**Collected data entries:**
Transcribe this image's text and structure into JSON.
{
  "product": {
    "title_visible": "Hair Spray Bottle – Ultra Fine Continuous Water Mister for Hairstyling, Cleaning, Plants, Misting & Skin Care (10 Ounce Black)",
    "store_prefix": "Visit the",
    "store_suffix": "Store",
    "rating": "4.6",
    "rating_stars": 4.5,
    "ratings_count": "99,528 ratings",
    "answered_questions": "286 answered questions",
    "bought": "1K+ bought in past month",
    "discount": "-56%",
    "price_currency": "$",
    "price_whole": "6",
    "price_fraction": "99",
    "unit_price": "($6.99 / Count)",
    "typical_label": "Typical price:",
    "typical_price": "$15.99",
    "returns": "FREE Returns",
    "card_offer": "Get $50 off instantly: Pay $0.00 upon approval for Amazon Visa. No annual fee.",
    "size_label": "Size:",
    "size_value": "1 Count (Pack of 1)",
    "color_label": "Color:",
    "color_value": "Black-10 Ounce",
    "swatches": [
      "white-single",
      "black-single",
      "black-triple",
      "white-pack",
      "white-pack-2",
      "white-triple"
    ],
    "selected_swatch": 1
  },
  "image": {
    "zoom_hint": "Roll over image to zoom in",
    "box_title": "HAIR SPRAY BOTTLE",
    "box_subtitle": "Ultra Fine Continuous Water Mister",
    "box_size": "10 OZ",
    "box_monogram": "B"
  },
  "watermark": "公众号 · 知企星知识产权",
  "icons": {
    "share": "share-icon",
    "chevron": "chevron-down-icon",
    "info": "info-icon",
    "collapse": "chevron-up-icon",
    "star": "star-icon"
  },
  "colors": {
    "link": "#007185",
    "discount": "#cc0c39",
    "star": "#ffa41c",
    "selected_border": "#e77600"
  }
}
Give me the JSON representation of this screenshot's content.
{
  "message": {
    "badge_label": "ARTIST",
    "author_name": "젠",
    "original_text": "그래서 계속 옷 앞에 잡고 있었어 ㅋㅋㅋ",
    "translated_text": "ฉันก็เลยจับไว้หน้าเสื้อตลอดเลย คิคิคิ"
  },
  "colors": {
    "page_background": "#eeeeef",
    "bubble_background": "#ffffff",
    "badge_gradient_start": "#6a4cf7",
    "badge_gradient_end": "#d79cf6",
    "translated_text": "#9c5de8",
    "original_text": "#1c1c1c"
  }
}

**DIRECTIONS:** Write the entries again, exactly as they stand.

**EXERCISE OUTPUT:**
Transcribe this image's text and structure into JSON.
{
  "product": {
    "title_visible": "Hair Spray Bottle – Ultra Fine Continuous Water Mister for Hairstyling, Cleaning, Plants, Misting & Skin Care (10 Ounce Black)",
    "store_prefix": "Visit the",
    "store_suffix": "Store",
    "rating": "4.6",
    "rating_stars": 4.5,
    "ratings_count": "99,528 ratings",
    "answered_questions": "286 answered questions",
    "bought": "1K+ bought in past month",
    "discount": "-56%",
    "price_currency": "$",
    "price_whole": "6",
    "price_fraction": "99",
    "unit_price": "($6.99 / Count)",
    "typical_label": "Typical price:",
    "typical_price": "$15.99",
    "returns": "FREE Returns",
    "card_offer": "Get $50 off instantly: Pay $0.00 upon approval for Amazon Visa. No annual fee.",
    "size_label": "Size:",
    "size_value": "1 Count (Pack of 1)",
    "color_label": "Color:",
    "color_value": "Black-10 Ounce",
    "swatches": [
      "white-single",
      "black-single",
      "black-triple",
      "white-pack",
      "white-pack-2",
      "white-triple"
    ],
    "selected_swatch": 1
  },
  "image": {
    "zoom_hint": "Roll over image to zoom in",
    "box_title": "HAIR SPRAY BOTTLE",
    "box_subtitle": "Ultra Fine Continuous Water Mister",
    "box_size": "10 OZ",
    "box_monogram": "B"
  },
  "watermark": "公众号 · 知企星知识产权",
  "icons": {
    "share": "share-icon",
    "chevron": "chevron-down-icon",
    "info": "info-icon",
    "collapse": "chevron-up-icon",
    "star": "star-icon"
  },
  "colors": {
    "link": "#007185",
    "discount": "#cc0c39",
    "star": "#ffa41c",
    "selected_border": "#e77600"
  }
}
Give me the JSON representation of this screenshot's content.
{
  "message": {
    "badge_label": "ARTIST",
    "author_name": "젠",
    "original_text": "그래서 계속 옷 앞에 잡고 있었어 ㅋㅋㅋ",
    "translated_text": "ฉันก็เลยจับไว้หน้าเสื้อตลอดเลย คิคิคิ"
  },
  "colors": {
    "page_background": "#eeeeef",
    "bubble_background": "#ffffff",
    "badge_gradient_start": "#6a4cf7",
    "badge_gradient_end": "#d79cf6",
    "translated_text": "#9c5de8",
    "original_text": "#1c1c1c"
  }
}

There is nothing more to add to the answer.